_Quoted text_.
"""

Anthropology, photography meshed together in Learning Communities
By Stephanie Hall
Student Correspondent

Dr. Gerry Sullivan, Prof. Byrd Williams
This coming spring, an exciting new class will give students an opportunity to combine the intriguing subject of cultural anthropology with photography.

“This is a Learning Community which combines an introduction to photography and an introduction to cultural anthropology, said Dr. Gerry Sullivan, an anthropology professor at Collin. “So obviously students can kill two birds with one stone, meeting two sets of requirements.”

The two subjects will be combined in the classroom, just as it naturally combines in the field.

“I am itching to get back to my documentary roots,” said Prof. Byrd Williams, professor of photography at Collin. “My first love is unbiased documentation of cultures through photography,” said Williams. “To make observational photographs in a ‘documentary tradition’ is such a wonderful privilege as well as a welcomed reprieve from the pretensions of the art and advertising world.”

Sullivan agrees that the two subjects naturally mesh together.

“I suppose that most of us know something about photography, even if we don't take photos ourselves, our lives are full of photographs,” said Sullivan. “We search the web and find photos, and we look on folk’s desks and there are photos, and, so too in magazines, books and so on.”

Photography is documenting the world now.

“We will actually be leaving photographic artifacts behind that might inform posterity as to who and what we were in 2006,” said Williams.

So what is anthropology?

"""

Entries from a data source
"""

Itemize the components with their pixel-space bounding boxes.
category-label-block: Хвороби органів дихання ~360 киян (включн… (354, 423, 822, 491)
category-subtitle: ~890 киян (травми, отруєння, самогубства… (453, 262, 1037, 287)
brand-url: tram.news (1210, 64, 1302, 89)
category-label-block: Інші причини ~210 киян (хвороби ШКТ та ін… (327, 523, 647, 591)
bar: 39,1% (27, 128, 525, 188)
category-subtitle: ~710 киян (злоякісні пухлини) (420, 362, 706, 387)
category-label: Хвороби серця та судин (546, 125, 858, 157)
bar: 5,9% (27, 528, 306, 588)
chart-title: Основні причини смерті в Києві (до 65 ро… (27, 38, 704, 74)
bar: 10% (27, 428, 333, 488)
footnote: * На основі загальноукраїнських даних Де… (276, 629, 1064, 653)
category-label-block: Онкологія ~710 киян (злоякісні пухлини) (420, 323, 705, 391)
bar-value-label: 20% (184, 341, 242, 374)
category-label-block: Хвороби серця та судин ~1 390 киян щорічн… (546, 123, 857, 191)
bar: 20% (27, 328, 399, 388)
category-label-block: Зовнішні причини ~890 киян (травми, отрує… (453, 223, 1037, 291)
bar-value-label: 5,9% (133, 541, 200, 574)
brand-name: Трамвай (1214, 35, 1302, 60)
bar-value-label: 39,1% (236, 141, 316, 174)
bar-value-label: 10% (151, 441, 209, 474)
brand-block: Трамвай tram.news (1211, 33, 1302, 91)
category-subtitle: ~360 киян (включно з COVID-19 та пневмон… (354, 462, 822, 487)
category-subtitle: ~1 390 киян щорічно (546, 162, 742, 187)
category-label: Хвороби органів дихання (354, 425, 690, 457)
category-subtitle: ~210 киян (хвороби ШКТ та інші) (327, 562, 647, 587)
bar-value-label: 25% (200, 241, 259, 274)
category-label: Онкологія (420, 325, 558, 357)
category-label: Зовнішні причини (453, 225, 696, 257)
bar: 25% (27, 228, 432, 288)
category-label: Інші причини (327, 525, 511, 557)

"""

_Problems to work on_.
**1)** Can you quote every line of the entries from the start down to the one containing "category-subtitle: ~890 киян", including both ends?
**2)** Pick up the article on the anthropology and photography Learning Community after its last line and keep it going.
The article and the entries come from separate, unrelated sources.

_Results by task_.
**1)**
Itemize the components with their pixel-space bounding boxes.
category-label-block: Хвороби органів дихання ~360 киян (включн… (354, 423, 822, 491)
category-subtitle: ~890 киян (травми, отруєння, самогубства… (453, 262, 1037, 287)

**2)**
Sullivan explains, “most people do not have the same sense of what anthropology might be, so please allow me to trot out a couple of useful clichés: I tell folks anthropology is everything you always wanted to know about human beings but were afraid to ask. Cultural anthropology concerns the very different ways peoples live, what they think about how they should live and the consequences of that thinking for those lives.”

“Second useful cliché: If people can do things differently, some group has,” he said. “For example we'll be reading a book about a group of people, the Na people of Yunnan in Southwest China, who are matrilineal – reckon kinship through connections between women – and are indifferent to who fathers which child; men have responsibilities towards their sister's children but not toward their lover’s children.”

Sullivan explained that this sort of culture may be foreign for people here at home, so anthropology helps people understand the world better.

“It allows us to ask more about (people) and to understand more deeply the relations between people that we call marriage, kinship and the like,” he said. “Cultural anthropology also concerns the pattern of relations between groups. These days, when e-mail connects people across the world in real time, when events far away are live on the television, when air traffic is pretty cheap and very common and so on, such relations between groups simply can not be avoided.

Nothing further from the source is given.